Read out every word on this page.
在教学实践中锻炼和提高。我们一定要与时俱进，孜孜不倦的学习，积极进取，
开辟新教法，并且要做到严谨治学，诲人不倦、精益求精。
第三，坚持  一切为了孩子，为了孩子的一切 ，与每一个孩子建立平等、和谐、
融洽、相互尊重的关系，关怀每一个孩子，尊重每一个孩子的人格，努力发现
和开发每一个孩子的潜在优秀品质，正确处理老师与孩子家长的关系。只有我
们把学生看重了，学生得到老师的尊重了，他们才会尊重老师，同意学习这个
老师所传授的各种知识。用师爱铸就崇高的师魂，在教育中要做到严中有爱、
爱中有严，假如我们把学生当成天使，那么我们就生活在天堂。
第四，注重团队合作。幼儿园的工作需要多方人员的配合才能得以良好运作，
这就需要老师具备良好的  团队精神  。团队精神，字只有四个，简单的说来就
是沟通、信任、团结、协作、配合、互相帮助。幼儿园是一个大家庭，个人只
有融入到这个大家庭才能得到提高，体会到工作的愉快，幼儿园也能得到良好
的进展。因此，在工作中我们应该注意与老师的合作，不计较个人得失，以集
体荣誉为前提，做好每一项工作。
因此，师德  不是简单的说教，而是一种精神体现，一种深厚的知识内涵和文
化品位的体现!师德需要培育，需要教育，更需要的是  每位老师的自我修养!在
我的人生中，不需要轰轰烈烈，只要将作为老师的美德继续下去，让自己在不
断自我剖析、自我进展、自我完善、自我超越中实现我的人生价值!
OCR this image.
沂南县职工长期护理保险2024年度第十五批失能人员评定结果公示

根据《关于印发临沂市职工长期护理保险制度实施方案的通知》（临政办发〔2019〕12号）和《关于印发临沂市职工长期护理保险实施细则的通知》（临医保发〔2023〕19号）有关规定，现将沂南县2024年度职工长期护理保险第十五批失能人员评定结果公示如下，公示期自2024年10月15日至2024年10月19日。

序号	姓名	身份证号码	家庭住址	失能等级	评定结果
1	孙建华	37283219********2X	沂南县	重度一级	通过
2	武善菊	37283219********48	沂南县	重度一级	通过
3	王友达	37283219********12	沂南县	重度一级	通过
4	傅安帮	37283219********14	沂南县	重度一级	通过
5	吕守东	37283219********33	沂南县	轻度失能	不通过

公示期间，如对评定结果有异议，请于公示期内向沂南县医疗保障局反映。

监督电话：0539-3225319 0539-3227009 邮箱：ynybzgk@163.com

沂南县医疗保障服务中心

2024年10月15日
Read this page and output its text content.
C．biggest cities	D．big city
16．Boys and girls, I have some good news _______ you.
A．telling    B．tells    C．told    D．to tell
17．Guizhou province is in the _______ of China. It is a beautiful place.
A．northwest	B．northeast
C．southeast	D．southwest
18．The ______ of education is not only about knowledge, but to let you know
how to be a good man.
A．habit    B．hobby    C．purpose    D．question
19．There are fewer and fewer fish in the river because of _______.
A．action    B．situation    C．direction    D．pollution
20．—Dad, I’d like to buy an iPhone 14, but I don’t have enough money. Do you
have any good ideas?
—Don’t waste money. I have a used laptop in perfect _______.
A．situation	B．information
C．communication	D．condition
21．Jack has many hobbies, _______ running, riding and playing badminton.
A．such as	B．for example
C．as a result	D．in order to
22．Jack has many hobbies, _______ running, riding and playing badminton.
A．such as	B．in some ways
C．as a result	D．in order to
• • •
STATED GOAL: Repeat, with no changes, each line from the one with "OCR this image." to the end of the listing, including both ends and nothing else.

OUTPUT BELOW:
OCR this image.
沂南县职工长期护理保险2024年度第十五批失能人员评定结果公示

根据《关于印发临沂市职工长期护理保险制度实施方案的通知》（临政办发〔2019〕12号）和《关于印发临沂市职工长期护理保险实施细则的通知》（临医保发〔2023〕19号）有关规定，现将沂南县2024年度职工长期护理保险第十五批失能人员评定结果公示如下，公示期自2024年10月15日至2024年10月19日。

序号	姓名	身份证号码	家庭住址	失能等级	评定结果
1	孙建华	37283219********2X	沂南县	重度一级	通过
2	武善菊	37283219********48	沂南县	重度一级	通过
3	王友达	37283219********12	沂南县	重度一级	通过
4	傅安帮	37283219********14	沂南县	重度一级	通过
5	吕守东	37283219********33	沂南县	轻度失能	不通过

公示期间，如对评定结果有异议，请于公示期内向沂南县医疗保障局反映。

监督电话：0539-3225319 0539-3227009 邮箱：ynybzgk@163.com

沂南县医疗保障服务中心

2024年10月15日
Read this page and output its text content.
C．biggest cities	D．big city
16．Boys and girls, I have some good news _______ you.
A．telling    B．tells    C．told    D．to tell
17．Guizhou province is in the _______ of China. It is a beautiful place.
A．northwest	B．northeast
C．southeast	D．southwest
18．The ______ of education is not only about knowledge, but to let you know
how to be a good man.
A．habit    B．hobby    C．purpose    D．question
19．There are fewer and fewer fish in the river because of _______.
A．action    B．situation    C．direction    D．pollution
20．—Dad, I’d like to buy an iPhone 14, but I don’t have enough money. Do you
have any good ideas?
—Don’t waste money. I have a used laptop in perfect _______.
A．situation	B．information
C．communication	D．condition
21．Jack has many hobbies, _______ running, riding and playing badminton.
A．such as	B．for example
C．as a result	D．in order to
22．Jack has many hobbies, _______ running, riding and playing badminton.
A．such as	B．in some ways
C．as a result	D．in order to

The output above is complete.